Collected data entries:

— Begin —

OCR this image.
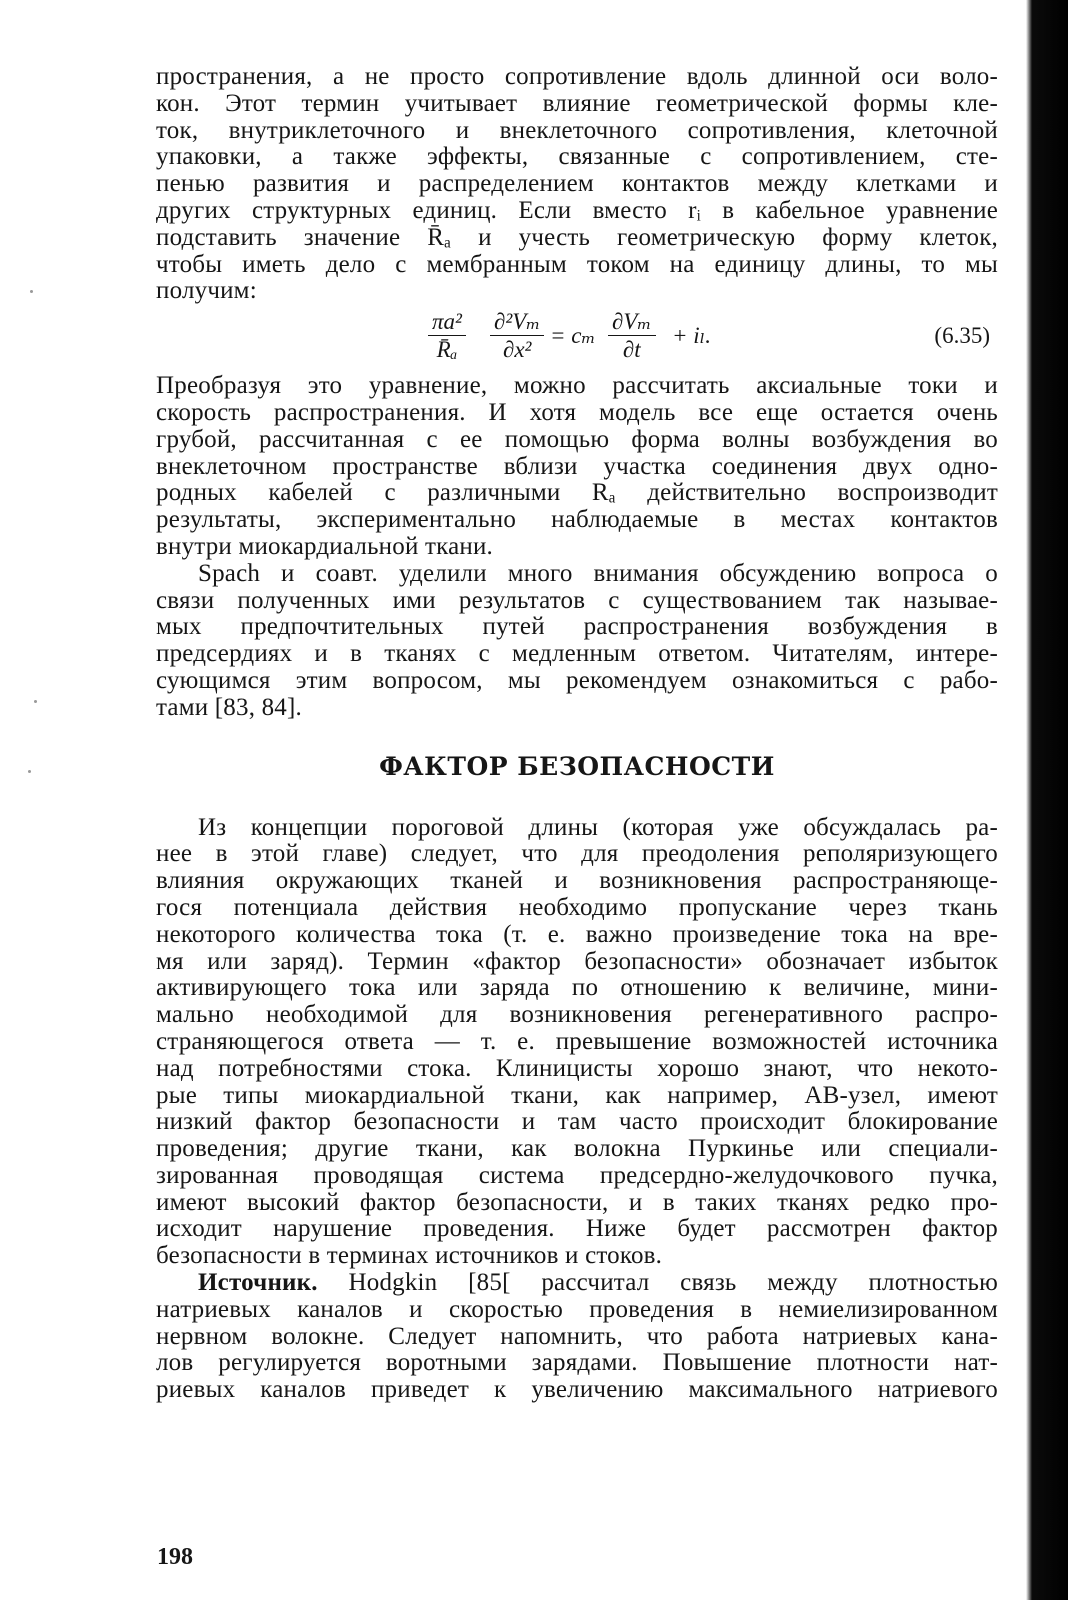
пространения, а не просто сопротивление вдоль длинной оси воло-
кон. Этот термин учитывает влияние геометрической формы кле-
ток, внутриклеточного и внеклеточного сопротивления, клеточной
упаковки, а также эффекты, связанные с сопротивлением, сте-
пенью развития и распределением контактов между клетками и
других структурных единиц. Если вместо rᵢ в кабельное уравнение
подставить значение R̄ₐ и учесть геометрическую форму клеток,
чтобы иметь дело с мембранным током на единицу длины, то мы
получим:
$\frac{\text{πa²}}{\text{R̄ₐ}} \frac{\text{∂²Vₘ}}{\text{∂x²}} = c_m \frac{\text{∂Vₘ}}{\partial t} + i_l$.	(6.35)
Преобразуя это уравнение, можно рассчитать аксиальные токи и
скорость распространения. И хотя модель все еще остается очень
грубой, рассчитанная с ее помощью форма волны возбуждения во
внеклеточном пространстве вблизи участка соединения двух одно-
родных кабелей с различными Rₐ действительно воспроизводит
результаты, экспериментально наблюдаемые в местах контактов
внутри миокардиальной ткани.
Spach и соавт. уделили много внимания обсуждению вопроса о
связи полученных ими результатов с существованием так называе-
мых предпочтительных путей распространения возбуждения в
предсердиях и в тканях с медленным ответом. Читателям, интере-
сующимся этим вопросом, мы рекомендуем ознакомиться с рабо-
тами [83, 84].
ФАКТОР БЕЗОПАСНОСТИ
Из концепции пороговой длины (которая уже обсуждалась ра-
нее в этой главе) следует, что для преодоления реполяризующего
влияния окружающих тканей и возникновения распространяюще-
гося потенциала действия необходимо пропускание через ткань
некоторого количества тока (т. е. важно произведение тока на вре-
мя или заряд). Термин «фактор безопасности» обозначает избыток
активирующего тока или заряда по отношению к величине, мини-
мально необходимой для возникновения регенеративного распро-
страняющегося ответа — т. е. превышение возможностей источника
над потребностями стока. Клиницисты хорошо знают, что некото-
рые типы миокардиальной ткани, как например, АВ-узел, имеют
низкий фактор безопасности и там часто происходит блокирование
проведения; другие ткани, как волокна Пуркинье или специали-
зированная проводящая система предсердно-желудочкового пучка,
имеют высокий фактор безопасности, и в таких тканях редко про-
исходит нарушение проведения. Ниже будет рассмотрен фактор
безопасности в терминах источников и стоков.
Источник. Hodgkin [85[ рассчитал связь между плотностью
натриевых каналов и скоростью проведения в немиелизированном
нервном волокне. Следует напомнить, что работа натриевых кана-
лов регулируется воротными зарядами. Повышение плотности нат-
риевых каналов приведет к увеличению максимального натриевого
198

— End —

Say how many lines of the data include the word "длины". Nothing other than the number should be given.

• _Exercise answer_
2